* [Yapılacaklar]:
1. Barış Pınarı Harekâtı haberinde "POLİTİKA Haberleri" ile "azami gayret gösterdik." arasındaki bölümü, bu ifadeler de dahil olmak üzere aynen alıntılayın.
2. Barış Pınarı Harekâtı haberine göre harekâtta bugün itibarıyla yaklaşık ne kadarlık bir derinliğe ulaşılmıştır?
3. Barış Pınarı Harekâtı haberini kaldığı yerden devam ettirin.

* [Alıntılanan Metin]:
____________________

Erdoğan'dan ABD'ye cevap: Ateşkes ilan etmemiz söz konusu değil

Düzenleyen:
Erdoğan'dan ABD'ye cevap: Ateşkes ilan etmemiz söz konusu değil

POLİTİKA Haberleri

Cumhurbaşkanı Recep Tayyip Erdoğan, Azerbaycan dönüşü uçakta gazetecilerin sorularını cevaplandırdı, önemli açıklamalar yaptı.

Nebi Miş BAKÜ / İSTANBUL

Erdoğan’ın mesajları özetle şöyle:
Barış Pınarı Harekâtının bugün 7’nci günündeyiz. Harekât planlandığı gibi başarıyla yürüyor. Dördüncü günde Resülayn, beşinci günde Tel Abyad’ı teröristlerden arındırarak buraları güven altına aldık. Bugün itibarıyla yaklaşık 32 kilometrelik derinliğe ulaştık. M4 Karayolunu kontrol altına aldık. Bu süreçte sivillerin zarar görmemesi için azami gayret gösterdik.

____________________

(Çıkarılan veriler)
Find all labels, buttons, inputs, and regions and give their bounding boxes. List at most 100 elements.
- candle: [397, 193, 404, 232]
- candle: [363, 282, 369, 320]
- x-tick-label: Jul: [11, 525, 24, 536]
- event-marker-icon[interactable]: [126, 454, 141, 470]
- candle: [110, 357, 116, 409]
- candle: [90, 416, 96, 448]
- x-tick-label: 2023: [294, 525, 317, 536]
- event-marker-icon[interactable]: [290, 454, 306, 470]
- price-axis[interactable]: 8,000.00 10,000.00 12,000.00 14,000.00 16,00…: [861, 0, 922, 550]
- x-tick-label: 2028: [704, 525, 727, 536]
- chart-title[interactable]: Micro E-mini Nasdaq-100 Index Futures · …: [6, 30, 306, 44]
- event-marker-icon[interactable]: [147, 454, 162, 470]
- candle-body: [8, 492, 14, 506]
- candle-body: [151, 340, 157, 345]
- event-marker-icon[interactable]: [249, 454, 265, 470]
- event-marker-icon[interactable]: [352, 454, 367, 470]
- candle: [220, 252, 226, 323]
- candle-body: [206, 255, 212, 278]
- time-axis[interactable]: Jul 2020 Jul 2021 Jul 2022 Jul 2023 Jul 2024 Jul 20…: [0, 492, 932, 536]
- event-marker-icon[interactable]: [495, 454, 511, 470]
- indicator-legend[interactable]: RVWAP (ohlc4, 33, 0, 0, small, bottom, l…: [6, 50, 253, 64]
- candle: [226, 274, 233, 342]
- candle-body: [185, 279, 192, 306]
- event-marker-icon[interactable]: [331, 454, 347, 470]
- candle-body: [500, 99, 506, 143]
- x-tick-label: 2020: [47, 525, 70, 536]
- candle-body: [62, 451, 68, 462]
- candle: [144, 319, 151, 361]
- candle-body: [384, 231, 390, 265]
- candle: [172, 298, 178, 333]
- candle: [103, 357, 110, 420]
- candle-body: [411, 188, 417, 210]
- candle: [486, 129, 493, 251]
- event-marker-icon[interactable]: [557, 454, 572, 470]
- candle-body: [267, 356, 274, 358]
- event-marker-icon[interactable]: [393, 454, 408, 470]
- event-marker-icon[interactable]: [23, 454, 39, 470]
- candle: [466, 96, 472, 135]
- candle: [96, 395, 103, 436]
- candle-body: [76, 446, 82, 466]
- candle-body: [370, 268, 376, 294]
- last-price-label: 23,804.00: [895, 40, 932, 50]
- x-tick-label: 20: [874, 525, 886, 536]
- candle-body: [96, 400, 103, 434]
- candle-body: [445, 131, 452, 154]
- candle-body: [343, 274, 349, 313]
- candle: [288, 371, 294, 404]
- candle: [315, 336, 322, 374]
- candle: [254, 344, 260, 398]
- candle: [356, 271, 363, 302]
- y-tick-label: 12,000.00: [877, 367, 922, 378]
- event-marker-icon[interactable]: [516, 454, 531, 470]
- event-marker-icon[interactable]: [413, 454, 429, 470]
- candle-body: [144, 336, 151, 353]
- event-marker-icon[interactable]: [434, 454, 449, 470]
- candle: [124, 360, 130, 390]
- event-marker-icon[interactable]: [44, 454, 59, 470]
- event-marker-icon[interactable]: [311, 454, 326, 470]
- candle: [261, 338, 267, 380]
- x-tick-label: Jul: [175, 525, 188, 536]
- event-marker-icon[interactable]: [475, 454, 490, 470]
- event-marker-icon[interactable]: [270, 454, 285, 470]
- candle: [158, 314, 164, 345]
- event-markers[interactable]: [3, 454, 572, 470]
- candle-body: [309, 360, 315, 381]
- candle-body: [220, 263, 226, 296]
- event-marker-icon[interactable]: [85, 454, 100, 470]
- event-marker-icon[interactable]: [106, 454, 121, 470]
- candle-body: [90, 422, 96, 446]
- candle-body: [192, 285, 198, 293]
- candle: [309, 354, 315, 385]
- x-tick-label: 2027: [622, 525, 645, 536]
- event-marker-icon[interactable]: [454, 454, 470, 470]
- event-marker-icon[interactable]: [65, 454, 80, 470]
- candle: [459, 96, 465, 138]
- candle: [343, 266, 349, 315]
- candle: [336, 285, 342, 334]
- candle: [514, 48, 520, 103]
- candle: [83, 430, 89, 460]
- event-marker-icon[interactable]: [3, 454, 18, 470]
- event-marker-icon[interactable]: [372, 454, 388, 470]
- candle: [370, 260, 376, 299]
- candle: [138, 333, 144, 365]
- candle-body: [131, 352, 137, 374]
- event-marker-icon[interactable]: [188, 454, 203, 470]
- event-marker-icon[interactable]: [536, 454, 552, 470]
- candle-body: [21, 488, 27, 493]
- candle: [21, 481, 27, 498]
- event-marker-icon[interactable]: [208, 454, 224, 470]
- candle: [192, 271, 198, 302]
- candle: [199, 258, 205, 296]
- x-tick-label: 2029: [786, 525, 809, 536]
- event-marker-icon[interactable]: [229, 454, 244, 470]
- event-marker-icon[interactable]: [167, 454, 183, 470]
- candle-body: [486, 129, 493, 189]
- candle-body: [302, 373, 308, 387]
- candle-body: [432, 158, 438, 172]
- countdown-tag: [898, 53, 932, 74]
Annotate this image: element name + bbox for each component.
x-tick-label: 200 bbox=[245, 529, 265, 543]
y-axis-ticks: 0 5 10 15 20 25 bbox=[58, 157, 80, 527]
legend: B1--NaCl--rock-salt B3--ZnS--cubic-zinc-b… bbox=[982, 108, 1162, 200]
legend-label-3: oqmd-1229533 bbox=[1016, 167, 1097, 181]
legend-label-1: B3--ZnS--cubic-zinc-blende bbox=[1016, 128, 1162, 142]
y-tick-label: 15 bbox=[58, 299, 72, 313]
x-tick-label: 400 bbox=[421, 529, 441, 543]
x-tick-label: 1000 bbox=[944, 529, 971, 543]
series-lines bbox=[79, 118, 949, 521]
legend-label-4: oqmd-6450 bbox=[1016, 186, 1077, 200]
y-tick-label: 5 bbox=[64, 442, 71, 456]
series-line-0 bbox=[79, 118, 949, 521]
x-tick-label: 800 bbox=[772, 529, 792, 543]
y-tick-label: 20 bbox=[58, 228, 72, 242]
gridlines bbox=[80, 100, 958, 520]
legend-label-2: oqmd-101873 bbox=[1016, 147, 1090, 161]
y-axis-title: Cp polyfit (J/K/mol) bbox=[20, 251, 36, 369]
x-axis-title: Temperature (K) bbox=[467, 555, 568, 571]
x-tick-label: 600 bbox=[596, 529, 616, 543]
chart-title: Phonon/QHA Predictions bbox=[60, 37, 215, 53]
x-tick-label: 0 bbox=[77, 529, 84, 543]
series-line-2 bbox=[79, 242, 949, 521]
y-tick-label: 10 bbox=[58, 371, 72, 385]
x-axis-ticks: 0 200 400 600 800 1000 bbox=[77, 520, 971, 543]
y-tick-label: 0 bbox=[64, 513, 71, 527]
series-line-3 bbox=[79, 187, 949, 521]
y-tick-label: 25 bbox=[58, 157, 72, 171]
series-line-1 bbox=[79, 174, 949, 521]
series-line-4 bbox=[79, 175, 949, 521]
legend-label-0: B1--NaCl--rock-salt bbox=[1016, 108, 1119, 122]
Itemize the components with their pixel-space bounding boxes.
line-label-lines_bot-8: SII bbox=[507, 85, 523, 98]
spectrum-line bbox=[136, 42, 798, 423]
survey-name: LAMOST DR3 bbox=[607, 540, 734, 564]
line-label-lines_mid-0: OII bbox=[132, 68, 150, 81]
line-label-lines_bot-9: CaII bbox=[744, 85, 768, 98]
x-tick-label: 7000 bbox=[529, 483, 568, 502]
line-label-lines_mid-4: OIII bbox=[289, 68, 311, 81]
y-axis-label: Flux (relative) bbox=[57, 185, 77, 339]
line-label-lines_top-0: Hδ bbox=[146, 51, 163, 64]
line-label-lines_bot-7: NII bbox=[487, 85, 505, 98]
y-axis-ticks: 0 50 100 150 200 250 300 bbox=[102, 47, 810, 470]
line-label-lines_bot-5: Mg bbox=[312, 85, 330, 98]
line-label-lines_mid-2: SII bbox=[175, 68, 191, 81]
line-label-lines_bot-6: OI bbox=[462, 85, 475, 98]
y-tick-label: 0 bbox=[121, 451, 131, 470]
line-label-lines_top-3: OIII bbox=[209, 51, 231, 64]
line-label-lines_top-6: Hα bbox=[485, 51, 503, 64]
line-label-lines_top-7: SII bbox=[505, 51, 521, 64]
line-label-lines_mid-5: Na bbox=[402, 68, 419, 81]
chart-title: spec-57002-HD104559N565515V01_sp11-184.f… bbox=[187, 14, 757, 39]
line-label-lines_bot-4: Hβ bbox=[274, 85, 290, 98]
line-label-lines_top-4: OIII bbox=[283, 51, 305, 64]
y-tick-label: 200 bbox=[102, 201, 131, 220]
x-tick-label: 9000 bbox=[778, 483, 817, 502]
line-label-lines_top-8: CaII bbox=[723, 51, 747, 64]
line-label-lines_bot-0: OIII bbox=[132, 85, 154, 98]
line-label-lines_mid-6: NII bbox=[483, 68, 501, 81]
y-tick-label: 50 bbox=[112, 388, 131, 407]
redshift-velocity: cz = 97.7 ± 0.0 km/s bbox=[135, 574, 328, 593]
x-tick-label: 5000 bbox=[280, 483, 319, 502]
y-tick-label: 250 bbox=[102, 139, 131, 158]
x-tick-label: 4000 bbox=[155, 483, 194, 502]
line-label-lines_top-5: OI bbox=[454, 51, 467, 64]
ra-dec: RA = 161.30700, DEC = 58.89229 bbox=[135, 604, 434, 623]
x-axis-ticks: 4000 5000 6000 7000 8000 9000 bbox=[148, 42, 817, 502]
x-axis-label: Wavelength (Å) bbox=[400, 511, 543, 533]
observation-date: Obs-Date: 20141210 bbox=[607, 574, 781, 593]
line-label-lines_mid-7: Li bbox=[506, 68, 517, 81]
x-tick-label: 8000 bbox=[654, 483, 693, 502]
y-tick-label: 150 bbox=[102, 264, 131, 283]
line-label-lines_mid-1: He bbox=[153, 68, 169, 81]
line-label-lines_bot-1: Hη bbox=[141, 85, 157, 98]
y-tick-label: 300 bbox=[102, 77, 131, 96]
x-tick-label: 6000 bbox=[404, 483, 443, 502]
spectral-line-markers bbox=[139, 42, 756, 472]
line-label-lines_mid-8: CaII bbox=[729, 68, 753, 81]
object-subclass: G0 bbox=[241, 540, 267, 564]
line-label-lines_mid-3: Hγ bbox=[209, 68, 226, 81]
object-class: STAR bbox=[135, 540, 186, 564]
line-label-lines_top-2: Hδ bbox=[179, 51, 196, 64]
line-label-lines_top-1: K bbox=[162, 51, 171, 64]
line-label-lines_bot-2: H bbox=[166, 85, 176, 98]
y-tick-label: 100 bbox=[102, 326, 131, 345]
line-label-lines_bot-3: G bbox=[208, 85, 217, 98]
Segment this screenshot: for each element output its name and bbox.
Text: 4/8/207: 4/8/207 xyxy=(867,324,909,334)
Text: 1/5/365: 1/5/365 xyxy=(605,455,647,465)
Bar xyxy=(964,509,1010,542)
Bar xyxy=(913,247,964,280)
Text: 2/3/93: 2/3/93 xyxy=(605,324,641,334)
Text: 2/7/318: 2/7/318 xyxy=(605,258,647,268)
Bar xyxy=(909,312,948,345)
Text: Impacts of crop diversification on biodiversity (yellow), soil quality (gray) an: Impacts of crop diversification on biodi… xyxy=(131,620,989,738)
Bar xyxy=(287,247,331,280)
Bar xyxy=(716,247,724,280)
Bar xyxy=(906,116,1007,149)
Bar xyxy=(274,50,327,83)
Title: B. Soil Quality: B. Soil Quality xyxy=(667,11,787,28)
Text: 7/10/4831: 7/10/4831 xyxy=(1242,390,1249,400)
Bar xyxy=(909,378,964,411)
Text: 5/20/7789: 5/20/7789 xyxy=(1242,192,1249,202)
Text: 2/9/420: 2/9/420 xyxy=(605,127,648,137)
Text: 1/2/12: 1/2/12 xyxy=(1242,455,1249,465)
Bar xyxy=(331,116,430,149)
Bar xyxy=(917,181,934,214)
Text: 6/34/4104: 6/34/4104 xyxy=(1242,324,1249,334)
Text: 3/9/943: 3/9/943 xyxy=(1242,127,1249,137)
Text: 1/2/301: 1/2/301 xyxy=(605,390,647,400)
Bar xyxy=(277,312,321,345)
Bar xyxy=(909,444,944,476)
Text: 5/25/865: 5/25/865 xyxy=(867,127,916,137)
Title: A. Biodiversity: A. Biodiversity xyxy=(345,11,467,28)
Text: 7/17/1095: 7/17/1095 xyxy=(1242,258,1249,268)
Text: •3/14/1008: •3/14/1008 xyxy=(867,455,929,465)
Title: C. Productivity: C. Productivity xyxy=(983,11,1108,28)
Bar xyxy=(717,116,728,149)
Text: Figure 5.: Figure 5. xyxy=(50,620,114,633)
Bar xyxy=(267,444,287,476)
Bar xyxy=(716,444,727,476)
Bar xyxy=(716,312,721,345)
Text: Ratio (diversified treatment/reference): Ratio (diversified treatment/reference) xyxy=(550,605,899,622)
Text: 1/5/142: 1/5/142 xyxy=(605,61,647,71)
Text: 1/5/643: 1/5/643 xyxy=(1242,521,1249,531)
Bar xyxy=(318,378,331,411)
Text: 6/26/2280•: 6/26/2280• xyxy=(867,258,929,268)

____________________

* [Alıştırma Sonuçları]:
1.
POLİTİKA Haberleri

Cumhurbaşkanı Recep Tayyip Erdoğan, Azerbaycan dönüşü uçakta gazetecilerin sorularını cevaplandırdı, önemli açıklamalar yaptı.

Nebi Miş BAKÜ / İSTANBUL

Erdoğan’ın mesajları özetle şöyle:
Barış Pınarı Harekâtının bugün 7’nci günündeyiz. Harekât planlandığı gibi başarıyla yürüyor. Dördüncü günde Resülayn, beşinci günde Tel Abyad’ı teröristlerden arındırarak buraları güven altına aldık. Bugün itibarıyla yaklaşık 32 kilometrelik derinliğe ulaştık. M4 Karayolunu kontrol altına aldık. Bu süreçte sivillerin zarar görmemesi için azami gayret gösterdik.

2. Yaklaşık 32 kilometre.

3.
Sahadaki gelişmeleri koordine etmek için ABD ve Rusya ile görüşüyoruz. Dün (önceki) akşam Sayın Trump ile görüştüm. Onun öncesinde Macron ile görüştüm. Bu akşam da Sayın Putin ile görüşeceğim. (Dün görüşme gerçekleşti.) ABD’nin “Ateşkes ilan edin, biz de müzakere için ara buluculuk yapalım” teklifine karşı “Biz terör örgütü ile masaya oturmayız” diye cevap verdim. “ABD gibi bir ülkenin bir terör örgütü ile Türkiye Cumhuriyeti devleti gibi bir müttefikinizin arasına girmesini doğrusu ben savaş hukuku bakımından da siyaset bilimi bakımından da asla doğru bulmuyorum” dedim. Bunu da Sayın Trump’a söyledim.

Arabuluculuk teklifi Trump’tan mı geldi?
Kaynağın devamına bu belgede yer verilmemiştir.